- **PROVIDED DATA**
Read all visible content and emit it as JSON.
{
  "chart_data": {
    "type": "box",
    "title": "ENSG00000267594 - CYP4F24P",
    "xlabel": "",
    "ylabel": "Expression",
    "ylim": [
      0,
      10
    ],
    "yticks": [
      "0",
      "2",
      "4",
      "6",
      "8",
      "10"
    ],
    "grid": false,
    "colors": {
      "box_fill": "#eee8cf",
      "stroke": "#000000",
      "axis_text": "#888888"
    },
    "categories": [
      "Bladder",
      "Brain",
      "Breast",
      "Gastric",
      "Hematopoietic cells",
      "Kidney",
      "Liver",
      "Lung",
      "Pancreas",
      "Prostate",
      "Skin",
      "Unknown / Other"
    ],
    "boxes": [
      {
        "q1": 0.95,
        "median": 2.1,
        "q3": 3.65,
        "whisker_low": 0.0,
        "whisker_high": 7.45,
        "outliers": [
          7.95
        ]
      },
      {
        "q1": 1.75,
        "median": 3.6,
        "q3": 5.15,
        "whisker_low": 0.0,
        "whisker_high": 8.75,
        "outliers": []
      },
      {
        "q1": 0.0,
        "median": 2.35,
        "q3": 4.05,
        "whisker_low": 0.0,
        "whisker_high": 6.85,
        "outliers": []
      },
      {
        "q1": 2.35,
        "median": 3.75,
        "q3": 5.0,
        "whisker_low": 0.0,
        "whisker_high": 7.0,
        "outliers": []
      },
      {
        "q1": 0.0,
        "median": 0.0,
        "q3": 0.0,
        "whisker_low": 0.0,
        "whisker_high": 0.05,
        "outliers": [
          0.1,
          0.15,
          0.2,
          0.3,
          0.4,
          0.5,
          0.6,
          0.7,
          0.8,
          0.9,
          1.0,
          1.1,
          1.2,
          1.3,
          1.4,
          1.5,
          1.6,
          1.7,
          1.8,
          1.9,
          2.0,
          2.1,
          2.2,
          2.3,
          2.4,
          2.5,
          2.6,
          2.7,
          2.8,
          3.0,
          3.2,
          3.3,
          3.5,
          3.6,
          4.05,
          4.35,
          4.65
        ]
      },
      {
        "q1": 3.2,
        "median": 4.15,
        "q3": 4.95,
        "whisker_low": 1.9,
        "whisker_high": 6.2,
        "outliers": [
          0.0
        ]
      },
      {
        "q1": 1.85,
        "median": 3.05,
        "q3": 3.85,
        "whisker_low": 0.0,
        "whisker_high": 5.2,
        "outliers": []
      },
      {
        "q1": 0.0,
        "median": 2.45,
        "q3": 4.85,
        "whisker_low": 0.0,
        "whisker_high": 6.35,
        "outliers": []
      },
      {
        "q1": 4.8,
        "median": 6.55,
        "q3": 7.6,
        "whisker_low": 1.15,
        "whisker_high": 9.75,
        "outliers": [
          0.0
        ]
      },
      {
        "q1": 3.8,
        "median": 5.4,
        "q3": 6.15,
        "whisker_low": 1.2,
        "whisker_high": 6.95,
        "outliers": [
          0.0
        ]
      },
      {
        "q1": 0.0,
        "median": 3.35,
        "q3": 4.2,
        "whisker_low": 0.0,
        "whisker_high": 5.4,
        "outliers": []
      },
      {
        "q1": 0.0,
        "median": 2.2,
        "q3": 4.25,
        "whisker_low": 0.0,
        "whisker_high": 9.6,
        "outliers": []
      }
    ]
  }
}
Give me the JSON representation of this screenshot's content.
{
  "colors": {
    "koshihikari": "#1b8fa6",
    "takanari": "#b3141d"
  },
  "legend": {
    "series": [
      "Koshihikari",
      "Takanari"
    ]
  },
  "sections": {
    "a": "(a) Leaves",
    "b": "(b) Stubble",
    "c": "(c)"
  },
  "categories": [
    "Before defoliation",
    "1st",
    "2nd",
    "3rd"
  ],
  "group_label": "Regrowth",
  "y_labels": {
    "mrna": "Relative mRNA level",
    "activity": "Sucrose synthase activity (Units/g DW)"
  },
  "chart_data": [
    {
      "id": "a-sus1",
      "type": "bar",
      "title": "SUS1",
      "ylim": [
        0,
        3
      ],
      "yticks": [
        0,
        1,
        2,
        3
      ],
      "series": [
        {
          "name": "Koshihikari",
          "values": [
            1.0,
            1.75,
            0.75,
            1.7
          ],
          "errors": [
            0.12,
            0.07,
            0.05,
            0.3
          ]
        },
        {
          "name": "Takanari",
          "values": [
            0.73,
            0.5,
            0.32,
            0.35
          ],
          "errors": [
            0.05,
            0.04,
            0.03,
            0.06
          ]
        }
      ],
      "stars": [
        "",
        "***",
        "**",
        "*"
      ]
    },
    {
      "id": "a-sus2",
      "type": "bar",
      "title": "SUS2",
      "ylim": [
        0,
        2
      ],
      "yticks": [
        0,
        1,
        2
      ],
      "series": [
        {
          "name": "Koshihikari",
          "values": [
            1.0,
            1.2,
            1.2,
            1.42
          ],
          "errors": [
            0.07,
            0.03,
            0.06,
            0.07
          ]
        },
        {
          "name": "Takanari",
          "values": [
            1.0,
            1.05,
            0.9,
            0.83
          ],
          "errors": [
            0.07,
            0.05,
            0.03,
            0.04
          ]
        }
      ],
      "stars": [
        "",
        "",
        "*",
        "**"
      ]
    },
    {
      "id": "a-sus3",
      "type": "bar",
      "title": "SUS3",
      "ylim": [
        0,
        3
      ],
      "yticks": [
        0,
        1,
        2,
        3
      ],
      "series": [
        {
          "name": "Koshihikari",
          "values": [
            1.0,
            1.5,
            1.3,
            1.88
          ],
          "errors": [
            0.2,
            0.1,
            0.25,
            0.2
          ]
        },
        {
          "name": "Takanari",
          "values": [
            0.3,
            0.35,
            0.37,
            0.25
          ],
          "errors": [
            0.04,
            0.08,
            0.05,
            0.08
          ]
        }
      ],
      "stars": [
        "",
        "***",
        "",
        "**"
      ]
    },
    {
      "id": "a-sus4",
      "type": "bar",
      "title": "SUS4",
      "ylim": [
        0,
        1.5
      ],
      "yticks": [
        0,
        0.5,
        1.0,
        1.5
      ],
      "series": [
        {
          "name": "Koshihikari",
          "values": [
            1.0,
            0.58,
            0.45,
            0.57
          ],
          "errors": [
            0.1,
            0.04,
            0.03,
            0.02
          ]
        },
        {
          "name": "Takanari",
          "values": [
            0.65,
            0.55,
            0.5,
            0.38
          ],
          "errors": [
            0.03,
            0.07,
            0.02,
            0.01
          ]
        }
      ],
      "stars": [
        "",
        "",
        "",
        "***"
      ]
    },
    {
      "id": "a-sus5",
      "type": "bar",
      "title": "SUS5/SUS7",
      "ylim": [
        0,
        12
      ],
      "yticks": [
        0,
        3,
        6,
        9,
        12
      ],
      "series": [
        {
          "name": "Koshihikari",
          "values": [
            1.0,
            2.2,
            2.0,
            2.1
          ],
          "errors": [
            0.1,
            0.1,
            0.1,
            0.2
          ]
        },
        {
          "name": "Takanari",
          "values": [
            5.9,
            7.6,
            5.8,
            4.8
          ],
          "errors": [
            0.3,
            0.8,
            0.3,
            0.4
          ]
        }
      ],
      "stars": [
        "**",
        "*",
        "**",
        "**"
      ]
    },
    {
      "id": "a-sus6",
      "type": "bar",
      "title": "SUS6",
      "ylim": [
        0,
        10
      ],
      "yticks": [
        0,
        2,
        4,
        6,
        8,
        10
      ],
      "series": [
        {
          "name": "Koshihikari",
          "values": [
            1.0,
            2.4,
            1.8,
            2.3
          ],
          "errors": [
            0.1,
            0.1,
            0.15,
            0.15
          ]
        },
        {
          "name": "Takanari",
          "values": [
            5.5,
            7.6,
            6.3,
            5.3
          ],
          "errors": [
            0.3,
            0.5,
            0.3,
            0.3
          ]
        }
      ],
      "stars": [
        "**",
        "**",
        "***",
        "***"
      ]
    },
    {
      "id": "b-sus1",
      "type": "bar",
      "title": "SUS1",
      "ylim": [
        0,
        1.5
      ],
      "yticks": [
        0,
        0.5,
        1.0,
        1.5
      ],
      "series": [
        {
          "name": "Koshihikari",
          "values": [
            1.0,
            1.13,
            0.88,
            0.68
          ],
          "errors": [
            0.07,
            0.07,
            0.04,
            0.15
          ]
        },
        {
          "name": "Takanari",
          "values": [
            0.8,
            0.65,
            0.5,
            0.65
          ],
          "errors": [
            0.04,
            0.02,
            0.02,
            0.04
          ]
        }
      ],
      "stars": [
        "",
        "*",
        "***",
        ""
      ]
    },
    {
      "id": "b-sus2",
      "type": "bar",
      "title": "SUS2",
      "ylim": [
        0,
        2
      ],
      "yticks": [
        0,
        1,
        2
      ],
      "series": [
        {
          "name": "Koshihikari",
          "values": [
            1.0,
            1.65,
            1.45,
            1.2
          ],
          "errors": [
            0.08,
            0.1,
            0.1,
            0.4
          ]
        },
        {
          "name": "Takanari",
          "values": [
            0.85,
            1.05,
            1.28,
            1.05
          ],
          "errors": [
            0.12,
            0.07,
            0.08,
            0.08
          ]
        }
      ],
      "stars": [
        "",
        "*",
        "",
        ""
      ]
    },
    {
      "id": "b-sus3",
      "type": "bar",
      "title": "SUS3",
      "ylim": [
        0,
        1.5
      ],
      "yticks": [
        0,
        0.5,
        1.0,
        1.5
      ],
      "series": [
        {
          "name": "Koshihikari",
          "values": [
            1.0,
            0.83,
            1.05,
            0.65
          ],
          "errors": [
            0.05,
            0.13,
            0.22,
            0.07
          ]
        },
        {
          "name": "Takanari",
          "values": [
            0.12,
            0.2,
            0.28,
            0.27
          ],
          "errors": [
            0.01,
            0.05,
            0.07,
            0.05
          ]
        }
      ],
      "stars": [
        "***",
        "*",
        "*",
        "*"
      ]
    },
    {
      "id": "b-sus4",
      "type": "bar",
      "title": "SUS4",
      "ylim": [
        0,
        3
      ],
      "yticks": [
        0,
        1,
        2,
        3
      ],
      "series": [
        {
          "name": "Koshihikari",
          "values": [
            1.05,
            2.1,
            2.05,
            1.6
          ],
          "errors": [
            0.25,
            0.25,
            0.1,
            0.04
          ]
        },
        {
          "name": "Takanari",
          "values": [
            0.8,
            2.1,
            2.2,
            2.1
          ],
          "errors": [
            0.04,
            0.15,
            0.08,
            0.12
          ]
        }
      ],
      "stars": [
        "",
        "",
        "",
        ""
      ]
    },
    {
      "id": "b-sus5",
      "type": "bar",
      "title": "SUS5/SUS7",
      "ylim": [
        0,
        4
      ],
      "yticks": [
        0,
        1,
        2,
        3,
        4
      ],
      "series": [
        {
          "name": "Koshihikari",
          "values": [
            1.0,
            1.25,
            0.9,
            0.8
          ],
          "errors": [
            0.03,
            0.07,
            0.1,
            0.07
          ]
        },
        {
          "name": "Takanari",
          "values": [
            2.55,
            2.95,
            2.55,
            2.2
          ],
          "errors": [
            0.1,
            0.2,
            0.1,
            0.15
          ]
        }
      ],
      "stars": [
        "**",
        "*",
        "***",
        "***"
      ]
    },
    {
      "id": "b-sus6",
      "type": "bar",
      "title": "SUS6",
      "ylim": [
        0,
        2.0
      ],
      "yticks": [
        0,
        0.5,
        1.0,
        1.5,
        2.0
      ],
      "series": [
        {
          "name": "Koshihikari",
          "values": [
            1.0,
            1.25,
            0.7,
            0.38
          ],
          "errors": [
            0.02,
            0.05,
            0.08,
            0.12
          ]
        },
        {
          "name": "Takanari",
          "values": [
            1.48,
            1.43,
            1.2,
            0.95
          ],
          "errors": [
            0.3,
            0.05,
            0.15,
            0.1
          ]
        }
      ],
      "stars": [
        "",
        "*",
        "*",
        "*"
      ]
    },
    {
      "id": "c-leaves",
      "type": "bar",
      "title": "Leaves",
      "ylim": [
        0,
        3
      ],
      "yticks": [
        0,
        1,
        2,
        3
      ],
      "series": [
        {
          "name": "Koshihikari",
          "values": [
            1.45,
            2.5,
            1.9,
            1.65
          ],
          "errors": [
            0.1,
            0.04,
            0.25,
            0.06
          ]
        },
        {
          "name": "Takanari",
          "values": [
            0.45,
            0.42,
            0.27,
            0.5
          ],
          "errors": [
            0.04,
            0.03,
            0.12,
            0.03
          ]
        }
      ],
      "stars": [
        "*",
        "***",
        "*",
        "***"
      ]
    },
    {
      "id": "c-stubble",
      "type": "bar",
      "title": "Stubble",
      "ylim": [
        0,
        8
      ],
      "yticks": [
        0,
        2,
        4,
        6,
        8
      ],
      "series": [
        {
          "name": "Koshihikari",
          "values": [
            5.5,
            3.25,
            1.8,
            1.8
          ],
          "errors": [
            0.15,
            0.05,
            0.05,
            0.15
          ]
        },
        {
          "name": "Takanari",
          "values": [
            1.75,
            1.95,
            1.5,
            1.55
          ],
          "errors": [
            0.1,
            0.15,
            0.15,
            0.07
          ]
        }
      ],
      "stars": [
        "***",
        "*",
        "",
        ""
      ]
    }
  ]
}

- **WHAT IS REQUIRED**
Which lines of the material contain the string "content"? List each of them.

- **TASK OUTPUT**
Read all visible content and emit it as JSON.
Give me the JSON representation of this screenshot's content.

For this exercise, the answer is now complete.